Every line below should be copied exactly; drop the pictures.

++++++++++++++++++++

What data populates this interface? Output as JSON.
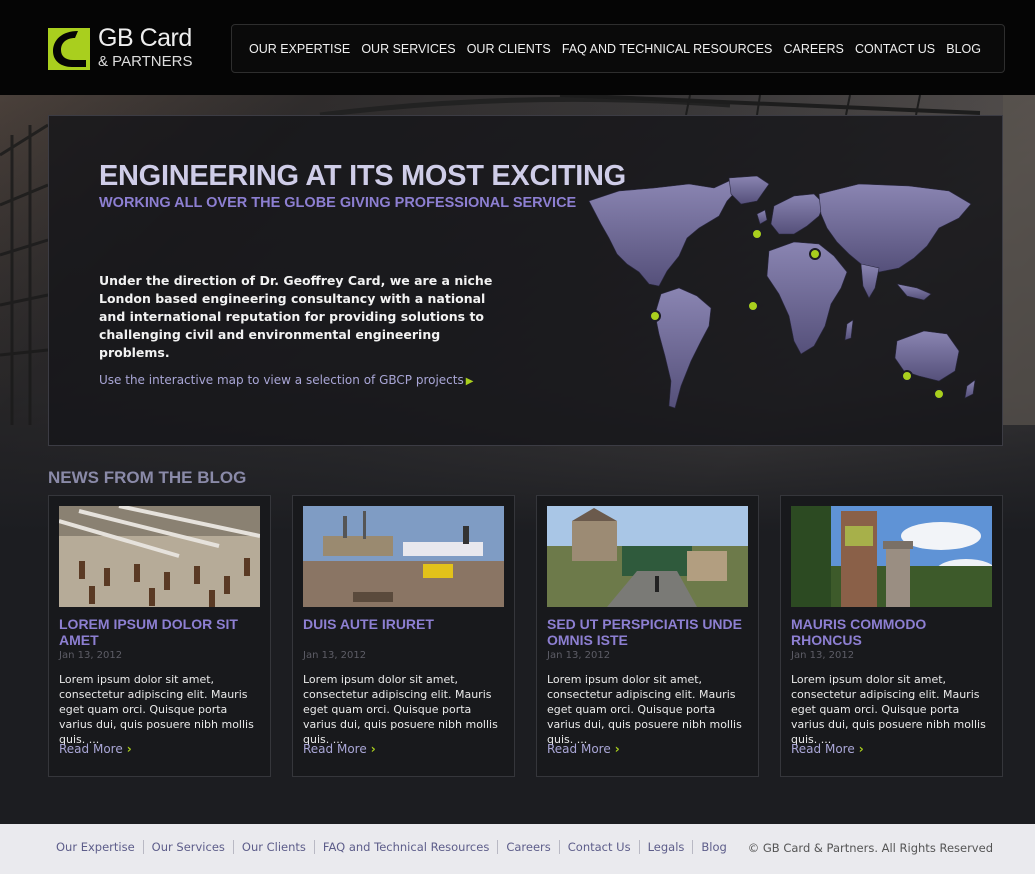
{
  "brand": {
    "name": "GB Card",
    "sub": "& PARTNERS",
    "accent": "#a9cf1e",
    "purple": "#8d7fd2"
  },
  "nav": {
    "items": [
      {
        "label": "OUR EXPERTISE"
      },
      {
        "label": "OUR SERVICES"
      },
      {
        "label": "OUR CLIENTS"
      },
      {
        "label": "FAQ AND TECHNICAL RESOURCES"
      },
      {
        "label": "CAREERS"
      },
      {
        "label": "CONTACT US"
      },
      {
        "label": "BLOG"
      }
    ]
  },
  "hero": {
    "title": "ENGINEERING AT ITS MOST EXCITING",
    "subtitle": "WORKING ALL OVER THE GLOBE GIVING PROFESSIONAL SERVICE",
    "body": "Under the direction of Dr. Geoffrey Card, we are a niche London based engineering consultancy with a national and international reputation for providing solutions to challenging civil and environmental engineering problems.",
    "link": "Use the interactive map to view a selection of GBCP projects",
    "map_icon": "world-map"
  },
  "news": {
    "heading": "NEWS FROM THE BLOG",
    "posts": [
      {
        "title": "LOREM IPSUM DOLOR SIT AMET",
        "date": "Jan 13, 2012",
        "body": "Lorem ipsum dolor sit amet, consectetur adipiscing elit. Mauris eget quam orci. Quisque porta varius dui, quis posuere nibh mollis quis. ...",
        "more": "Read More"
      },
      {
        "title": "DUIS AUTE IRURET",
        "date": "Jan 13, 2012",
        "body": "Lorem ipsum dolor sit amet, consectetur adipiscing elit. Mauris eget quam orci. Quisque porta varius dui, quis posuere nibh mollis quis. ...",
        "more": "Read More"
      },
      {
        "title": "SED UT PERSPICIATIS UNDE OMNIS ISTE",
        "date": "Jan 13, 2012",
        "body": "Lorem ipsum dolor sit amet, consectetur adipiscing elit. Mauris eget quam orci. Quisque porta varius dui, quis posuere nibh mollis quis. ...",
        "more": "Read More"
      },
      {
        "title": "MAURIS COMMODO RHONCUS",
        "date": "Jan 13, 2012",
        "body": "Lorem ipsum dolor sit amet, consectetur adipiscing elit. Mauris eget quam orci. Quisque porta varius dui, quis posuere nibh mollis quis. ...",
        "more": "Read More"
      }
    ]
  },
  "footer": {
    "links": [
      {
        "label": "Our Expertise"
      },
      {
        "label": "Our Services"
      },
      {
        "label": "Our Clients"
      },
      {
        "label": "FAQ and Technical Resources"
      },
      {
        "label": "Careers"
      },
      {
        "label": "Contact Us"
      },
      {
        "label": "Legals"
      },
      {
        "label": "Blog"
      }
    ],
    "copyright": "© GB Card & Partners. All Rights Reserved"
  }
}
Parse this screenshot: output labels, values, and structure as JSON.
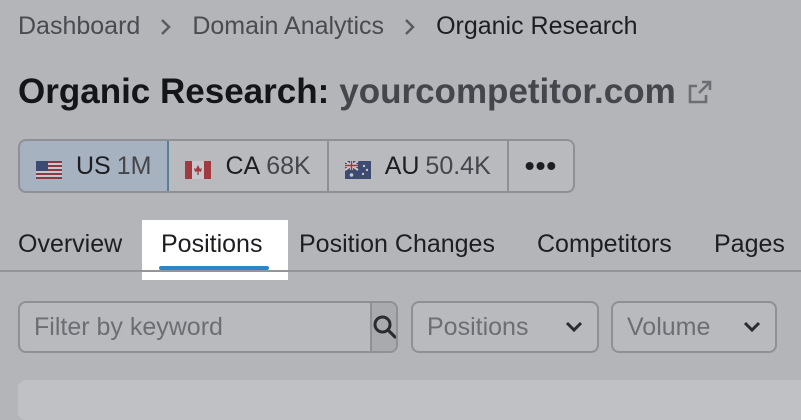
{
  "breadcrumb": {
    "items": [
      "Dashboard",
      "Domain Analytics",
      "Organic Research"
    ]
  },
  "title": {
    "label": "Organic Research:",
    "domain": "yourcompetitor.com"
  },
  "databases": [
    {
      "code": "US",
      "count": "1M",
      "flag": "us-flag-icon",
      "selected": true
    },
    {
      "code": "CA",
      "count": "68K",
      "flag": "ca-flag-icon",
      "selected": false
    },
    {
      "code": "AU",
      "count": "50.4K",
      "flag": "au-flag-icon",
      "selected": false
    }
  ],
  "more_label": "•••",
  "tabs": [
    {
      "label": "Overview",
      "active": false
    },
    {
      "label": "Positions",
      "active": true
    },
    {
      "label": "Position Changes",
      "active": false
    },
    {
      "label": "Competitors",
      "active": false
    },
    {
      "label": "Pages",
      "active": false
    }
  ],
  "filters": {
    "search_placeholder": "Filter by keyword",
    "positions_label": "Positions",
    "volume_label": "Volume"
  },
  "colors": {
    "accent": "#2a86c9",
    "overlay": "#b4b5b9"
  }
}
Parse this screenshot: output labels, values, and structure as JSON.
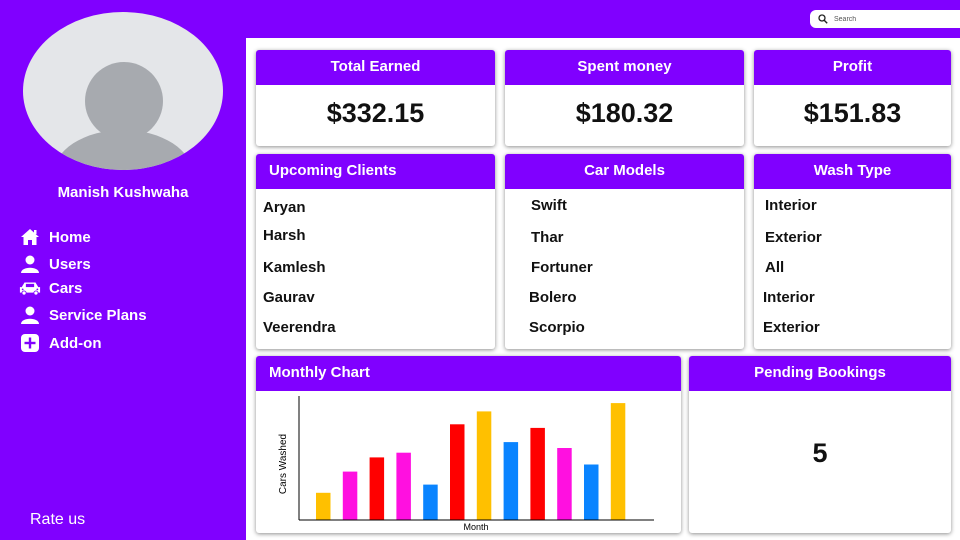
{
  "user": {
    "name": "Manish Kushwaha"
  },
  "nav": [
    {
      "label": "Home",
      "icon": "home-icon"
    },
    {
      "label": "Users",
      "icon": "user-icon"
    },
    {
      "label": "Cars",
      "icon": "car-icon"
    },
    {
      "label": "Service Plans",
      "icon": "user-icon"
    },
    {
      "label": "Add-on",
      "icon": "plus-icon"
    }
  ],
  "rate": "Rate us",
  "search": {
    "placeholder": "Search"
  },
  "stats": {
    "earned": {
      "title": "Total Earned",
      "value": "$332.15"
    },
    "spent": {
      "title": "Spent money",
      "value": "$180.32"
    },
    "profit": {
      "title": "Profit",
      "value": "$151.83"
    }
  },
  "clients": {
    "title": "Upcoming Clients",
    "items": [
      "Aryan",
      "Harsh",
      "Kamlesh",
      "Gaurav",
      "Veerendra"
    ]
  },
  "models": {
    "title": "Car Models",
    "items": [
      "Swift",
      "Thar",
      "Fortuner",
      "Bolero",
      "Scorpio"
    ]
  },
  "wash": {
    "title": "Wash Type",
    "items": [
      "Interior",
      "Exterior",
      "All",
      "Interior",
      "Exterior"
    ]
  },
  "monthly": {
    "title": "Monthly Chart"
  },
  "pending": {
    "title": "Pending Bookings",
    "value": "5"
  },
  "colors": {
    "accent": "#8000ff"
  },
  "chart_data": {
    "type": "bar",
    "xlabel": "Month",
    "ylabel": "Cars Washed",
    "values": [
      2.3,
      4.1,
      5.3,
      5.7,
      3.0,
      8.1,
      9.2,
      6.6,
      7.8,
      6.1,
      4.7,
      9.9
    ],
    "colors": [
      "#ffc000",
      "#ff10e0",
      "#ff0000",
      "#ff10e0",
      "#0a84ff",
      "#ff0000",
      "#ffc000",
      "#0a84ff",
      "#ff0000",
      "#ff10e0",
      "#0a84ff",
      "#ffc000"
    ],
    "ylim": [
      0,
      10.5
    ],
    "grid": false
  }
}
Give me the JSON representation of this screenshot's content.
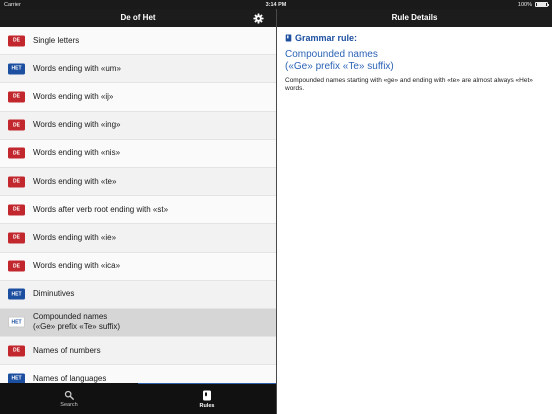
{
  "status": {
    "carrier": "Carrier",
    "time": "3:14 PM",
    "battery": "100%"
  },
  "left_nav": {
    "title": "De of Het"
  },
  "right_nav": {
    "title": "Rule Details"
  },
  "rules": [
    {
      "badge": "DE",
      "type": "de",
      "label": "Single letters"
    },
    {
      "badge": "HET",
      "type": "het",
      "label": "Words ending with «um»"
    },
    {
      "badge": "DE",
      "type": "de",
      "label": "Words ending with «ij»"
    },
    {
      "badge": "DE",
      "type": "de",
      "label": "Words ending with «ing»"
    },
    {
      "badge": "DE",
      "type": "de",
      "label": "Words ending with «nis»"
    },
    {
      "badge": "DE",
      "type": "de",
      "label": "Words ending with «te»"
    },
    {
      "badge": "DE",
      "type": "de",
      "label": "Words after verb root ending with «st»"
    },
    {
      "badge": "DE",
      "type": "de",
      "label": "Words ending with «ie»"
    },
    {
      "badge": "DE",
      "type": "de",
      "label": "Words ending with «ica»"
    },
    {
      "badge": "HET",
      "type": "het",
      "label": "Diminutives"
    },
    {
      "badge": "HET",
      "type": "het-white",
      "label": "Compounded names",
      "label2": "(«Ge» prefix «Te» suffix)",
      "selected": true
    },
    {
      "badge": "DE",
      "type": "de",
      "label": "Names of numbers"
    },
    {
      "badge": "HET",
      "type": "het",
      "label": "Names of languages"
    }
  ],
  "tabs": {
    "search": "Search",
    "rules": "Rules"
  },
  "detail": {
    "header": "Grammar rule:",
    "title_line1": "Compounded names",
    "title_line2": "(«Ge» prefix «Te» suffix)",
    "body": "Compounded names starting with «ge» and ending with «te» are almost always «Het» words."
  },
  "colors": {
    "de": "#c3272e",
    "het": "#1c4fa0",
    "accent": "#2b63b6"
  }
}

++++++++++++++++++++

▶ **Exercise answer**:
What data populates this interface? Output as JSON.
{
  "brand": {
    "name": "GB Card",
    "sub": "& PARTNERS",
    "accent": "#a9cf1e",
    "purple": "#8d7fd2"
  },
  "nav": {
    "items": [
      {
        "label": "OUR EXPERTISE"
      },
      {
        "label": "OUR SERVICES"
      },
      {
        "label": "OUR CLIENTS"
      },
      {
        "label": "FAQ AND TECHNICAL RESOURCES"
      },
      {
        "label": "CAREERS"
      },
      {
        "label": "CONTACT US"
      },
      {
        "label": "BLOG"
      }
    ]
  },
  "hero": {
    "title": "ENGINEERING AT ITS MOST EXCITING",
    "subtitle": "WORKING ALL OVER THE GLOBE GIVING PROFESSIONAL SERVICE",
    "body": "Under the direction of Dr. Geoffrey Card, we are a niche London based engineering consultancy with a national and international reputation for providing solutions to challenging civil and environmental engineering problems.",
    "link": "Use the interactive map to view a selection of GBCP projects",
    "map_icon": "world-map"
  },
  "news": {
    "heading": "NEWS FROM THE BLOG",
    "posts": [
      {
        "title": "LOREM IPSUM DOLOR SIT AMET",
        "date": "Jan 13, 2012",
        "body": "Lorem ipsum dolor sit amet, consectetur adipiscing elit. Mauris eget quam orci. Quisque porta varius dui, quis posuere nibh mollis quis. ...",
        "more": "Read More"
      },
      {
        "title": "DUIS AUTE IRURET",
        "date": "Jan 13, 2012",
        "body": "Lorem ipsum dolor sit amet, consectetur adipiscing elit. Mauris eget quam orci. Quisque porta varius dui, quis posuere nibh mollis quis. ...",
        "more": "Read More"
      },
      {
        "title": "SED UT PERSPICIATIS UNDE OMNIS ISTE",
        "date": "Jan 13, 2012",
        "body": "Lorem ipsum dolor sit amet, consectetur adipiscing elit. Mauris eget quam orci. Quisque porta varius dui, quis posuere nibh mollis quis. ...",
        "more": "Read More"
      },
      {
        "title": "MAURIS COMMODO RHONCUS",
        "date": "Jan 13, 2012",
        "body": "Lorem ipsum dolor sit amet, consectetur adipiscing elit. Mauris eget quam orci. Quisque porta varius dui, quis posuere nibh mollis quis. ...",
        "more": "Read More"
      }
    ]
  },
  "footer": {
    "links": [
      {
        "label": "Our Expertise"
      },
      {
        "label": "Our Services"
      },
      {
        "label": "Our Clients"
      },
      {
        "label": "FAQ and Technical Resources"
      },
      {
        "label": "Careers"
      },
      {
        "label": "Contact Us"
      },
      {
        "label": "Legals"
      },
      {
        "label": "Blog"
      }
    ],
    "copyright": "© GB Card & Partners. All Rights Reserved"
  }
}
Parse this screenshot: output labels, values, and structure as JSON.
{
  "breadcrumb": {
    "items": [
      "Dashboard",
      "Domain Analytics",
      "Organic Research"
    ]
  },
  "title": {
    "label": "Organic Research:",
    "domain": "yourcompetitor.com"
  },
  "databases": [
    {
      "code": "US",
      "count": "1M",
      "flag": "us-flag-icon",
      "selected": true
    },
    {
      "code": "CA",
      "count": "68K",
      "flag": "ca-flag-icon",
      "selected": false
    },
    {
      "code": "AU",
      "count": "50.4K",
      "flag": "au-flag-icon",
      "selected": false
    }
  ],
  "more_label": "•••",
  "tabs": [
    {
      "label": "Overview",
      "active": false
    },
    {
      "label": "Positions",
      "active": true
    },
    {
      "label": "Position Changes",
      "active": false
    },
    {
      "label": "Competitors",
      "active": false
    },
    {
      "label": "Pages",
      "active": false
    }
  ],
  "filters": {
    "search_placeholder": "Filter by keyword",
    "positions_label": "Positions",
    "volume_label": "Volume"
  },
  "colors": {
    "accent": "#2a86c9",
    "overlay": "#b4b5b9"
  }
}
Parse this screenshot: output labels, values, and structure as JSON.
{
  "user": {
    "name": "Manish Kushwaha"
  },
  "nav": [
    {
      "label": "Home",
      "icon": "home-icon"
    },
    {
      "label": "Users",
      "icon": "user-icon"
    },
    {
      "label": "Cars",
      "icon": "car-icon"
    },
    {
      "label": "Service Plans",
      "icon": "user-icon"
    },
    {
      "label": "Add-on",
      "icon": "plus-icon"
    }
  ],
  "rate": "Rate us",
  "search": {
    "placeholder": "Search"
  },
  "stats": {
    "earned": {
      "title": "Total Earned",
      "value": "$332.15"
    },
    "spent": {
      "title": "Spent money",
      "value": "$180.32"
    },
    "profit": {
      "title": "Profit",
      "value": "$151.83"
    }
  },
  "clients": {
    "title": "Upcoming Clients",
    "items": [
      "Aryan",
      "Harsh",
      "Kamlesh",
      "Gaurav",
      "Veerendra"
    ]
  },
  "models": {
    "title": "Car Models",
    "items": [
      "Swift",
      "Thar",
      "Fortuner",
      "Bolero",
      "Scorpio"
    ]
  },
  "wash": {
    "title": "Wash Type",
    "items": [
      "Interior",
      "Exterior",
      "All",
      "Interior",
      "Exterior"
    ]
  },
  "monthly": {
    "title": "Monthly Chart"
  },
  "pending": {
    "title": "Pending Bookings",
    "value": "5"
  },
  "colors": {
    "accent": "#8000ff"
  },
  "chart_data": {
    "type": "bar",
    "xlabel": "Month",
    "ylabel": "Cars Washed",
    "values": [
      2.3,
      4.1,
      5.3,
      5.7,
      3.0,
      8.1,
      9.2,
      6.6,
      7.8,
      6.1,
      4.7,
      9.9
    ],
    "colors": [
      "#ffc000",
      "#ff10e0",
      "#ff0000",
      "#ff10e0",
      "#0a84ff",
      "#ff0000",
      "#ffc000",
      "#0a84ff",
      "#ff0000",
      "#ff10e0",
      "#0a84ff",
      "#ffc000"
    ],
    "ylim": [
      0,
      10.5
    ],
    "grid": false
  }
}
Give me the JSON representation of this screenshot's content.
{
  "status": {
    "carrier": "Carrier",
    "time": "3:14 PM",
    "battery": "100%"
  },
  "left_nav": {
    "title": "De of Het"
  },
  "right_nav": {
    "title": "Rule Details"
  },
  "rules": [
    {
      "badge": "DE",
      "type": "de",
      "label": "Single letters"
    },
    {
      "badge": "HET",
      "type": "het",
      "label": "Words ending with «um»"
    },
    {
      "badge": "DE",
      "type": "de",
      "label": "Words ending with «ij»"
    },
    {
      "badge": "DE",
      "type": "de",
      "label": "Words ending with «ing»"
    },
    {
      "badge": "DE",
      "type": "de",
      "label": "Words ending with «nis»"
    },
    {
      "badge": "DE",
      "type": "de",
      "label": "Words ending with «te»"
    },
    {
      "badge": "DE",
      "type": "de",
      "label": "Words after verb root ending with «st»"
    },
    {
      "badge": "DE",
      "type": "de",
      "label": "Words ending with «ie»"
    },
    {
      "badge": "DE",
      "type": "de",
      "label": "Words ending with «ica»"
    },
    {
      "badge": "HET",
      "type": "het",
      "label": "Diminutives"
    },
    {
      "badge": "HET",
      "type": "het-white",
      "label": "Compounded names",
      "label2": "(«Ge» prefix «Te» suffix)",
      "selected": true
    },
    {
      "badge": "DE",
      "type": "de",
      "label": "Names of numbers"
    },
    {
      "badge": "HET",
      "type": "het",
      "label": "Names of languages"
    }
  ],
  "tabs": {
    "search": "Search",
    "rules": "Rules"
  },
  "detail": {
    "header": "Grammar rule:",
    "title_line1": "Compounded names",
    "title_line2": "(«Ge» prefix «Te» suffix)",
    "body": "Compounded names starting with «ge» and ending with «te» are almost always «Het» words."
  },
  "colors": {
    "de": "#c3272e",
    "het": "#1c4fa0",
    "accent": "#2b63b6"
  }
}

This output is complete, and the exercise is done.